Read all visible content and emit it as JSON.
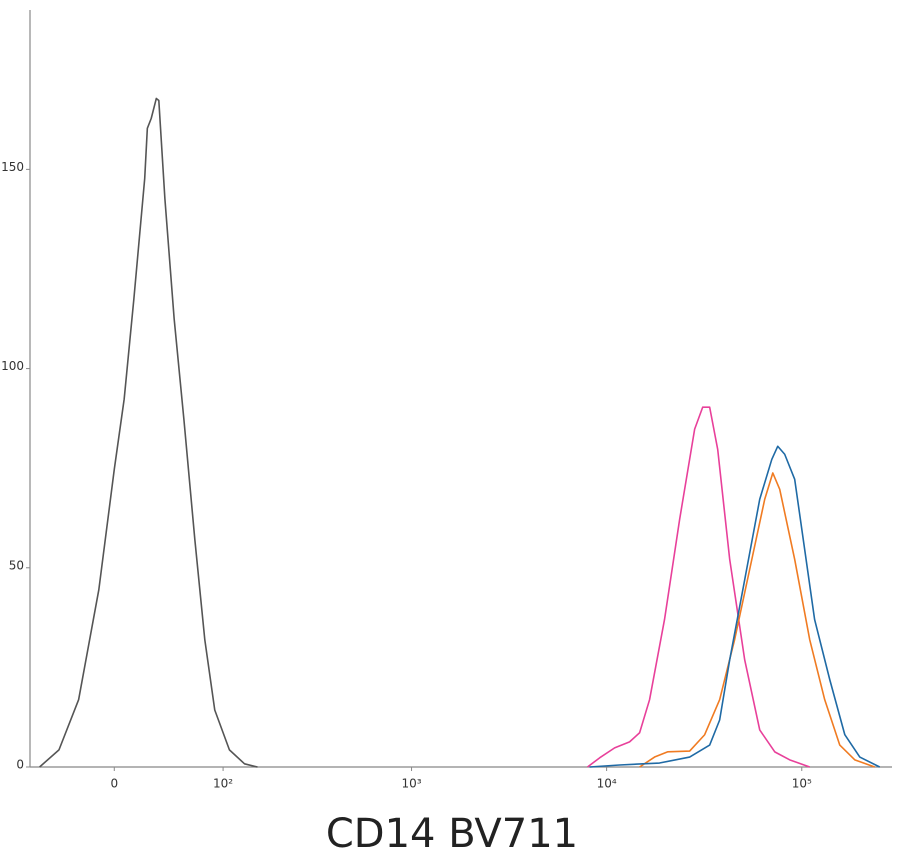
{
  "chart_data": {
    "type": "line",
    "xlabel": "CD14 BV711",
    "xscale": "asinh",
    "asinh_cofactor": 60,
    "xlim": [
      -70,
      290000
    ],
    "ylim": [
      0,
      190
    ],
    "xticks": [
      0,
      {
        "value": 100,
        "label": "10²"
      },
      {
        "value": 1000,
        "label": "10³"
      },
      {
        "value": 10000,
        "label": "10⁴"
      },
      {
        "value": 100000,
        "label": "10⁵"
      }
    ],
    "yticks": [
      0,
      50,
      100,
      150
    ],
    "series": [
      {
        "color": "#555555",
        "x": [
          -60,
          -42,
          -26,
          -11,
          0,
          7,
          14,
          22,
          24,
          27,
          31,
          33,
          38,
          46,
          55,
          66,
          77,
          89,
          109,
          133,
          157
        ],
        "values": [
          0,
          4.3,
          16.9,
          44.5,
          74.7,
          92.3,
          117.5,
          147.7,
          160.3,
          162.8,
          167.8,
          167.3,
          142.6,
          112.5,
          87.3,
          57.1,
          31.9,
          14.3,
          4.3,
          0.8,
          0
        ]
      },
      {
        "color": "#e8409a",
        "x": [
          7980,
          9210,
          10990,
          13110,
          14760,
          16600,
          19800,
          23660,
          28260,
          31060,
          33740,
          37090,
          42730,
          51000,
          60900,
          72700,
          86700,
          109800
        ],
        "values": [
          0,
          2.3,
          4.8,
          6.3,
          8.6,
          16.9,
          37.0,
          62.1,
          84.8,
          90.3,
          90.3,
          79.7,
          52.1,
          26.9,
          9.3,
          3.8,
          1.8,
          0
        ]
      },
      {
        "color": "#f07b22",
        "x": [
          14760,
          17610,
          20520,
          26640,
          31800,
          37950,
          45300,
          54090,
          64590,
          71040,
          77100,
          92000,
          109800,
          131100,
          156600,
          186900,
          236400
        ],
        "values": [
          0,
          2.5,
          3.8,
          4.0,
          8.1,
          16.9,
          32.0,
          49.6,
          67.2,
          73.8,
          69.7,
          52.1,
          32.0,
          16.9,
          5.5,
          1.8,
          0
        ]
      },
      {
        "color": "#1f6aa5",
        "x": [
          8180,
          11640,
          18660,
          26640,
          33740,
          37950,
          42730,
          51000,
          60900,
          70200,
          75300,
          81750,
          92000,
          103500,
          116400,
          139200,
          166200,
          198300,
          250800
        ],
        "values": [
          0,
          0.5,
          1.0,
          2.5,
          5.5,
          11.8,
          26.9,
          47.0,
          67.2,
          77.2,
          80.5,
          78.5,
          72.2,
          54.6,
          37.0,
          21.9,
          8.1,
          2.5,
          0
        ]
      }
    ]
  }
}
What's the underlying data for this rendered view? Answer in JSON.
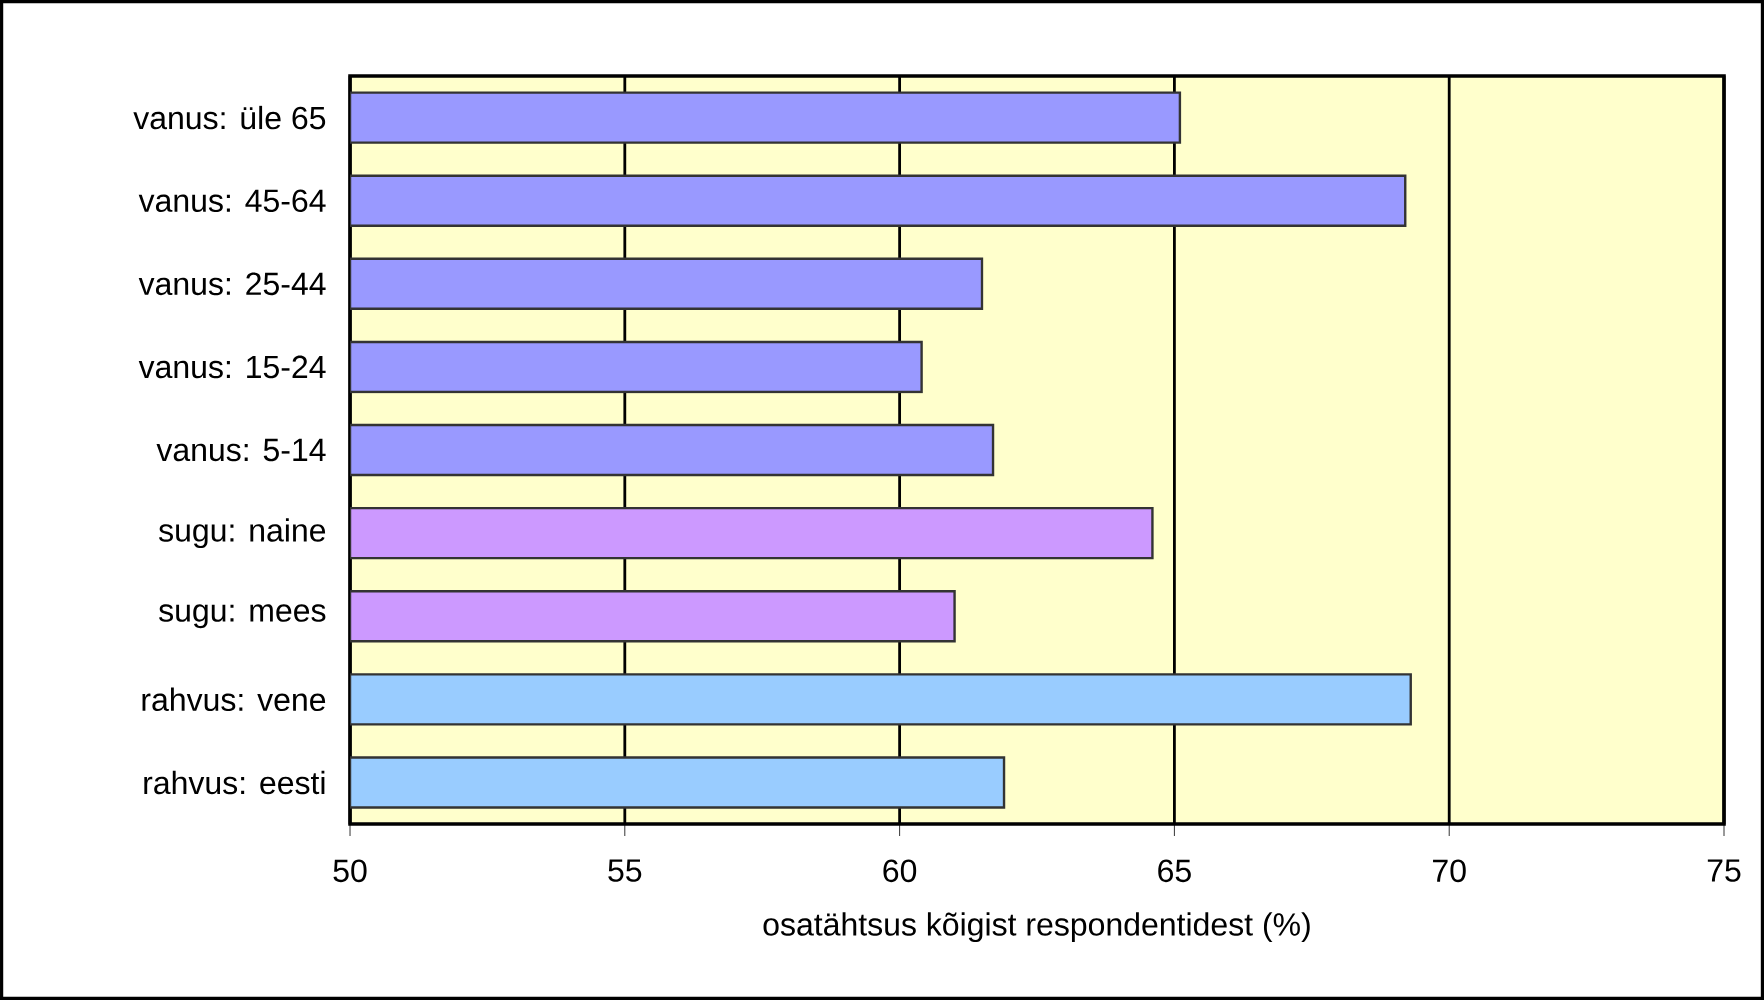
{
  "chart_data": {
    "type": "bar",
    "orientation": "horizontal",
    "xlabel": "osatähtsus kõigist respondentidest (%)",
    "categories": [
      "vanus: üle 65",
      "vanus: 45-64",
      "vanus: 25-44",
      "vanus: 15-24",
      "vanus: 5-14",
      "sugu: naine",
      "sugu: mees",
      "rahvus: vene",
      "rahvus: eesti"
    ],
    "values": [
      65.1,
      69.2,
      61.5,
      60.4,
      61.7,
      64.6,
      61.0,
      69.3,
      61.9
    ],
    "colors": [
      "#9999ff",
      "#9999ff",
      "#9999ff",
      "#9999ff",
      "#9999ff",
      "#cc99ff",
      "#cc99ff",
      "#99ccff",
      "#99ccff"
    ],
    "xlim": [
      50,
      75
    ],
    "xticks": [
      50,
      55,
      60,
      65,
      70,
      75
    ],
    "grid": "x"
  }
}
- - - -
◆ **What is expected**:
Each line from the one that contains "What's the underlying" through the end of the records should be restated exactly; include both end lines and leave any pictures out.

◆ **Output**:
What's the underlying data for this rendered view? Answer in JSON.
{
  "chart_data": {
    "type": "bar",
    "orientation": "horizontal",
    "xlabel": "osatähtsus kõigist respondentidest (%)",
    "categories": [
      "vanus: üle 65",
      "vanus: 45-64",
      "vanus: 25-44",
      "vanus: 15-24",
      "vanus: 5-14",
      "sugu: naine",
      "sugu: mees",
      "rahvus: vene",
      "rahvus: eesti"
    ],
    "values": [
      65.1,
      69.2,
      61.5,
      60.4,
      61.7,
      64.6,
      61.0,
      69.3,
      61.9
    ],
    "colors": [
      "#9999ff",
      "#9999ff",
      "#9999ff",
      "#9999ff",
      "#9999ff",
      "#cc99ff",
      "#cc99ff",
      "#99ccff",
      "#99ccff"
    ],
    "xlim": [
      50,
      75
    ],
    "xticks": [
      50,
      55,
      60,
      65,
      70,
      75
    ],
    "grid": "x"
  }
}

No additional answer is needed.